Instructions for the task:
Repeat every record below exactly, leaving out the pictures.

Given data:
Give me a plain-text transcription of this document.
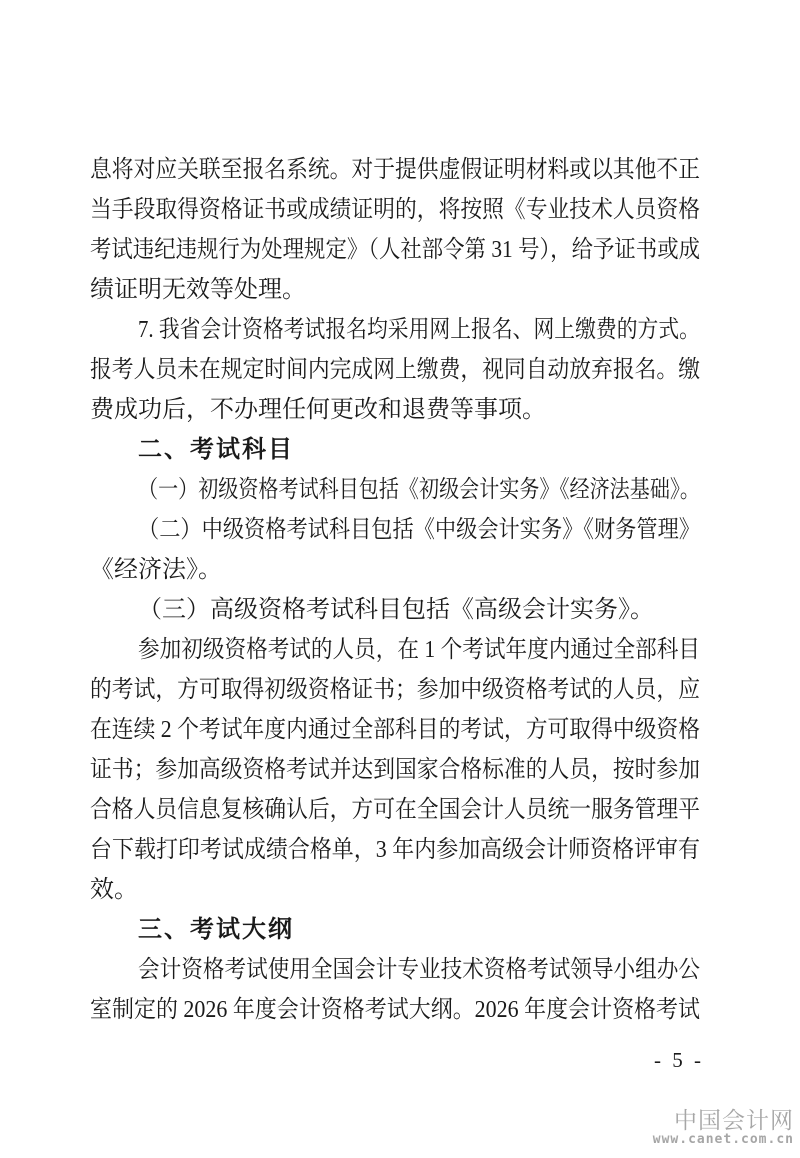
息将对应关联至报名系统。对于提供虚假证明材料或以其他不正
当手段取得资格证书或成绩证明的，将按照《专业技术人员资格
考试违纪违规行为处理规定》（人社部令第 31 号），给予证书或成
绩证明无效等处理。
7. 我省会计资格考试报名均采用网上报名、网上缴费的方式。
报考人员未在规定时间内完成网上缴费，视同自动放弃报名。缴
费成功后，不办理任何更改和退费等事项。
二、考试科目
（一）初级资格考试科目包括《初级会计实务》《经济法基础》。
（二）中级资格考试科目包括《中级会计实务》《财务管理》
《经济法》。
（三）高级资格考试科目包括《高级会计实务》。
参加初级资格考试的人员，在 1 个考试年度内通过全部科目
的考试，方可取得初级资格证书；参加中级资格考试的人员，应
在连续 2 个考试年度内通过全部科目的考试，方可取得中级资格
证书；参加高级资格考试并达到国家合格标准的人员，按时参加
合格人员信息复核确认后，方可在全国会计人员统一服务管理平
台下载打印考试成绩合格单，3 年内参加高级会计师资格评审有
效。
三、考试大纲
会计资格考试使用全国会计专业技术资格考试领导小组办公
室制定的 2026 年度会计资格考试大纲。2026 年度会计资格考试
- 5 -
中国会计网
www.canet.com.cn
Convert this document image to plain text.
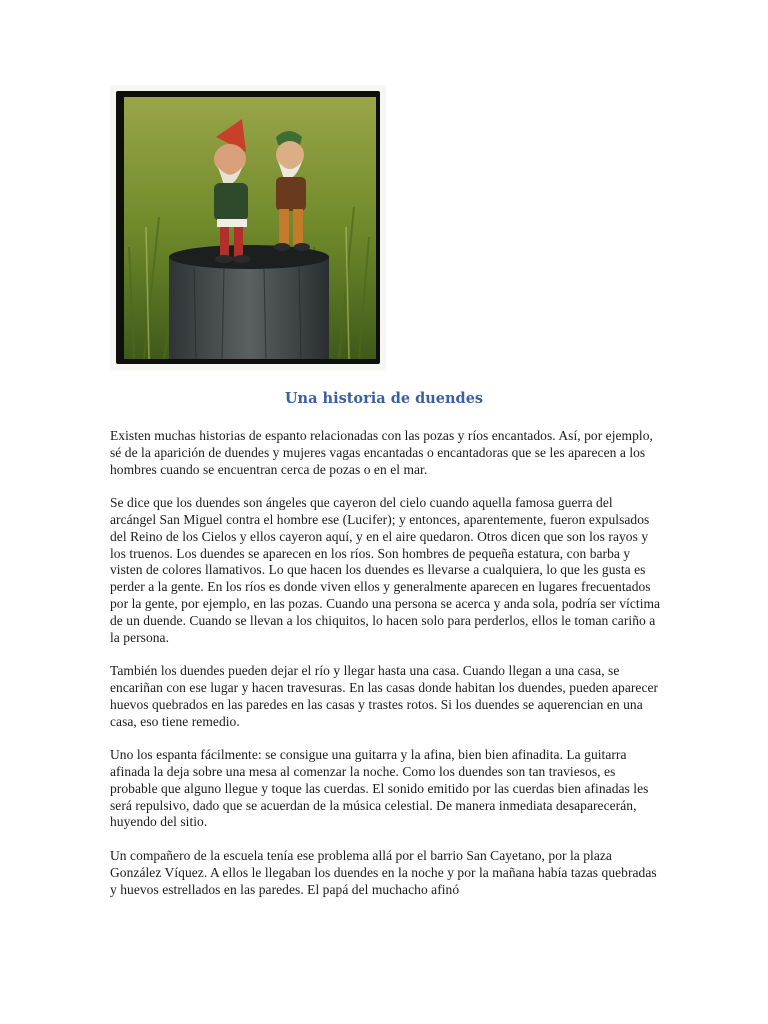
Una historia de duendes

Existen muchas historias de espanto relacionadas con las pozas y ríos encantados. Así, por ejemplo, sé de la aparición de duendes y mujeres vagas encantadas o encantadoras que se les aparecen a los hombres cuando se encuentran cerca de pozas o en el mar.

Se dice que los duendes son ángeles que cayeron del cielo cuando aquella famosa guerra del arcángel San Miguel contra el hombre ese (Lucifer); y entonces, aparentemente, fueron expulsados del Reino de los Cielos y ellos cayeron aquí, y en el aire quedaron. Otros dicen que son los rayos y los truenos. Los duendes se aparecen en los ríos. Son hombres de pequeña estatura, con barba y visten de colores llamativos. Lo que hacen los duendes es llevarse a cualquiera, lo que les gusta es perder a la gente. En los ríos es donde viven ellos y generalmente aparecen en lugares frecuentados por la gente, por ejemplo, en las pozas. Cuando una persona se acerca y anda sola, podría ser víctima de un duende. Cuando se llevan a los chiquitos, lo hacen solo para perderlos, ellos le toman cariño a la persona.

También los duendes pueden dejar el río y llegar hasta una casa. Cuando llegan a una casa, se encariñan con ese lugar y hacen travesuras. En las casas donde habitan los duendes, pueden aparecer huevos quebrados en las paredes en las casas y trastes rotos. Si los duendes se aquerencian en una casa, eso tiene remedio.

Uno los espanta fácilmente: se consigue una guitarra y la afina, bien bien afinadita. La guitarra afinada la deja sobre una mesa al comenzar la noche. Como los duendes son tan traviesos, es probable que alguno llegue y toque las cuerdas. El sonido emitido por las cuerdas bien afinadas les será repulsivo, dado que se acuerdan de la música celestial. De manera inmediata desaparecerán, huyendo del sitio.

Un compañero de la escuela tenía ese problema allá por el barrio San Cayetano, por la plaza González Víquez. A ellos le llegaban los duendes en la noche y por la mañana había tazas quebradas y huevos estrellados en las paredes. El papá del muchacho afinó
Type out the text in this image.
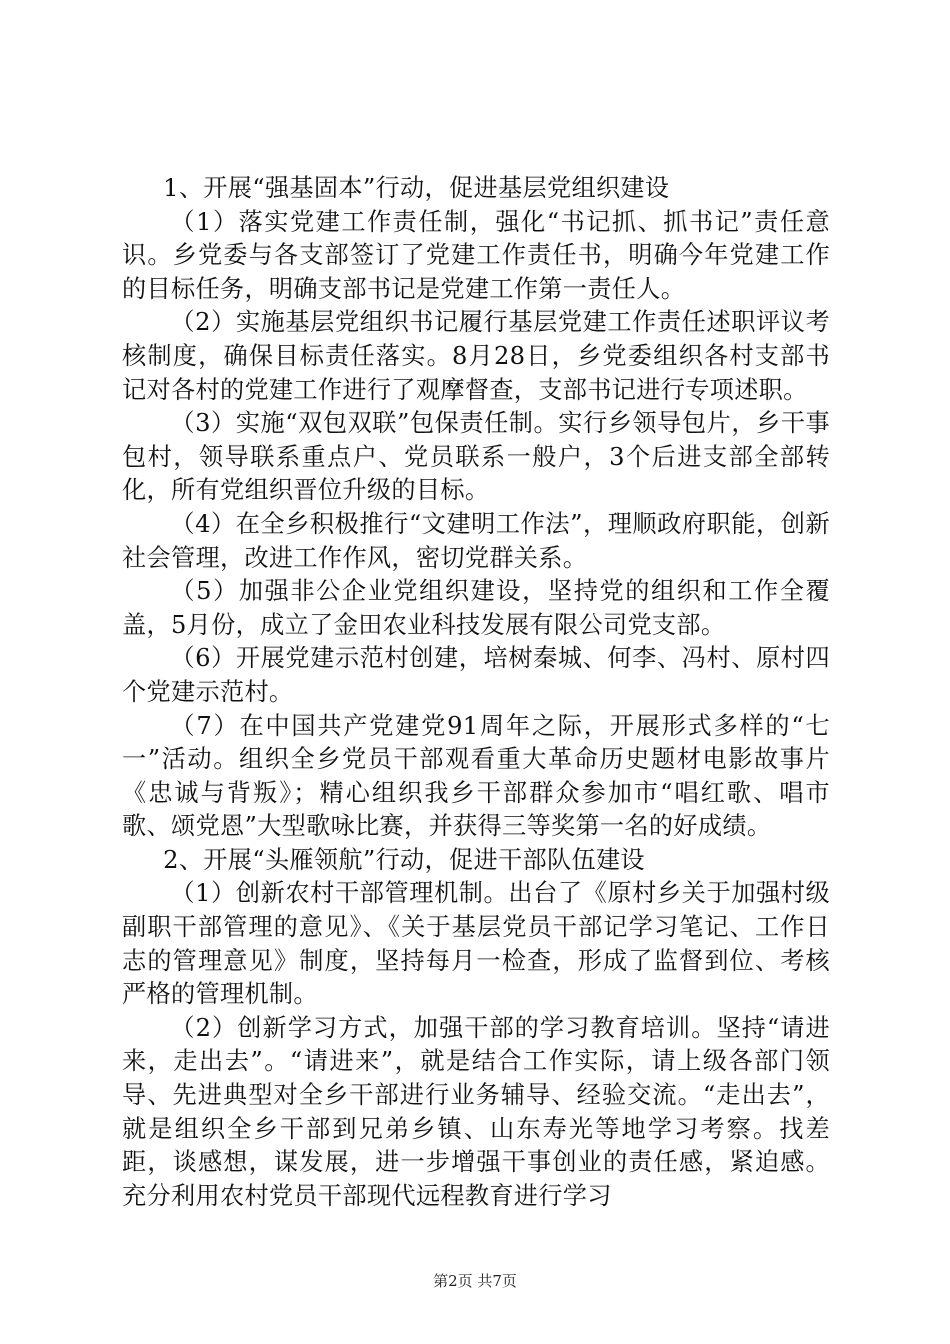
1、开展“强基固本”行动，促进基层党组织建设

（1）落实党建工作责任制，强化“书记抓、抓书记”责任意识。乡党委与各支部签订了党建工作责任书，明确今年党建工作的目标任务，明确支部书记是党建工作第一责任人。

（2）实施基层党组织书记履行基层党建工作责任述职评议考核制度，确保目标责任落实。8月28日，乡党委组织各村支部书记对各村的党建工作进行了观摩督查，支部书记进行专项述职。

（3）实施“双包双联”包保责任制。实行乡领导包片，乡干事包村，领导联系重点户、党员联系一般户，3个后进支部全部转化，所有党组织晋位升级的目标。

（4）在全乡积极推行“文建明工作法”，理顺政府职能，创新社会管理，改进工作作风，密切党群关系。

（5）加强非公企业党组织建设，坚持党的组织和工作全覆盖，5月份，成立了金田农业科技发展有限公司党支部。

（6）开展党建示范村创建，培树秦城、何李、冯村、原村四个党建示范村。

（7）在中国共产党建党91周年之际，开展形式多样的“七一”活动。组织全乡党员干部观看重大革命历史题材电影故事片《忠诚与背叛》；精心组织我乡干部群众参加市“唱红歌、唱市歌、颂党恩”大型歌咏比赛，并获得三等奖第一名的好成绩。

2、开展“头雁领航”行动，促进干部队伍建设

（1）创新农村干部管理机制。出台了《原村乡关于加强村级副职干部管理的意见》、《关于基层党员干部记学习笔记、工作日志的管理意见》制度，坚持每月一检查，形成了监督到位、考核严格的管理机制。

（2）创新学习方式，加强干部的学习教育培训。坚持“请进来，走出去”。“请进来”，就是结合工作实际，请上级各部门领导、先进典型对全乡干部进行业务辅导、经验交流。“走出去”，就是组织全乡干部到兄弟乡镇、山东寿光等地学习考察。找差距，谈感想，谋发展，进一步增强干事创业的责任感，紧迫感。充分利用农村党员干部现代远程教育进行学习

第2页 共7页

Solution to this exercise:
Give me a plain-text transcription of this document.
息将对应关联至报名系统。对于提供虚假证明材料或以其他不正
当手段取得资格证书或成绩证明的，将按照《专业技术人员资格
考试违纪违规行为处理规定》（人社部令第 31 号），给予证书或成
绩证明无效等处理。
7. 我省会计资格考试报名均采用网上报名、网上缴费的方式。
报考人员未在规定时间内完成网上缴费，视同自动放弃报名。缴
费成功后，不办理任何更改和退费等事项。
二、考试科目
（一）初级资格考试科目包括《初级会计实务》《经济法基础》。
（二）中级资格考试科目包括《中级会计实务》《财务管理》
《经济法》。
（三）高级资格考试科目包括《高级会计实务》。
参加初级资格考试的人员，在 1 个考试年度内通过全部科目
的考试，方可取得初级资格证书；参加中级资格考试的人员，应
在连续 2 个考试年度内通过全部科目的考试，方可取得中级资格
证书；参加高级资格考试并达到国家合格标准的人员，按时参加
合格人员信息复核确认后，方可在全国会计人员统一服务管理平
台下载打印考试成绩合格单，3 年内参加高级会计师资格评审有
效。
三、考试大纲
会计资格考试使用全国会计专业技术资格考试领导小组办公
室制定的 2026 年度会计资格考试大纲。2026 年度会计资格考试
- 5 -
中国会计网
www.canet.com.cn
Convert this document image to plain text.
Una historia de duendes

Existen muchas historias de espanto relacionadas con las pozas y ríos encantados. Así, por ejemplo, sé de la aparición de duendes y mujeres vagas encantadas o encantadoras que se les aparecen a los hombres cuando se encuentran cerca de pozas o en el mar.

Se dice que los duendes son ángeles que cayeron del cielo cuando aquella famosa guerra del arcángel San Miguel contra el hombre ese (Lucifer); y entonces, aparentemente, fueron expulsados del Reino de los Cielos y ellos cayeron aquí, y en el aire quedaron. Otros dicen que son los rayos y los truenos. Los duendes se aparecen en los ríos. Son hombres de pequeña estatura, con barba y visten de colores llamativos. Lo que hacen los duendes es llevarse a cualquiera, lo que les gusta es perder a la gente. En los ríos es donde viven ellos y generalmente aparecen en lugares frecuentados por la gente, por ejemplo, en las pozas. Cuando una persona se acerca y anda sola, podría ser víctima de un duende. Cuando se llevan a los chiquitos, lo hacen solo para perderlos, ellos le toman cariño a la persona.

También los duendes pueden dejar el río y llegar hasta una casa. Cuando llegan a una casa, se encariñan con ese lugar y hacen travesuras. En las casas donde habitan los duendes, pueden aparecer huevos quebrados en las paredes en las casas y trastes rotos. Si los duendes se aquerencian en una casa, eso tiene remedio.

Uno los espanta fácilmente: se consigue una guitarra y la afina, bien bien afinadita. La guitarra afinada la deja sobre una mesa al comenzar la noche. Como los duendes son tan traviesos, es probable que alguno llegue y toque las cuerdas. El sonido emitido por las cuerdas bien afinadas les será repulsivo, dado que se acuerdan de la música celestial. De manera inmediata desaparecerán, huyendo del sitio.

Un compañero de la escuela tenía ese problema allá por el barrio San Cayetano, por la plaza González Víquez. A ellos le llegaban los duendes en la noche y por la mañana había tazas quebradas y huevos estrellados en las paredes. El papá del muchacho afinó
Type out the text in this image.
1、开展“强基固本”行动，促进基层党组织建设

（1）落实党建工作责任制，强化“书记抓、抓书记”责任意识。乡党委与各支部签订了党建工作责任书，明确今年党建工作的目标任务，明确支部书记是党建工作第一责任人。

（2）实施基层党组织书记履行基层党建工作责任述职评议考核制度，确保目标责任落实。8月28日，乡党委组织各村支部书记对各村的党建工作进行了观摩督查，支部书记进行专项述职。

（3）实施“双包双联”包保责任制。实行乡领导包片，乡干事包村，领导联系重点户、党员联系一般户，3个后进支部全部转化，所有党组织晋位升级的目标。

（4）在全乡积极推行“文建明工作法”，理顺政府职能，创新社会管理，改进工作作风，密切党群关系。

（5）加强非公企业党组织建设，坚持党的组织和工作全覆盖，5月份，成立了金田农业科技发展有限公司党支部。

（6）开展党建示范村创建，培树秦城、何李、冯村、原村四个党建示范村。

（7）在中国共产党建党91周年之际，开展形式多样的“七一”活动。组织全乡党员干部观看重大革命历史题材电影故事片《忠诚与背叛》；精心组织我乡干部群众参加市“唱红歌、唱市歌、颂党恩”大型歌咏比赛，并获得三等奖第一名的好成绩。

2、开展“头雁领航”行动，促进干部队伍建设

（1）创新农村干部管理机制。出台了《原村乡关于加强村级副职干部管理的意见》、《关于基层党员干部记学习笔记、工作日志的管理意见》制度，坚持每月一检查，形成了监督到位、考核严格的管理机制。

（2）创新学习方式，加强干部的学习教育培训。坚持“请进来，走出去”。“请进来”，就是结合工作实际，请上级各部门领导、先进典型对全乡干部进行业务辅导、经验交流。“走出去”，就是组织全乡干部到兄弟乡镇、山东寿光等地学习考察。找差距，谈感想，谋发展，进一步增强干事创业的责任感，紧迫感。充分利用农村党员干部现代远程教育进行学习

第2页 共7页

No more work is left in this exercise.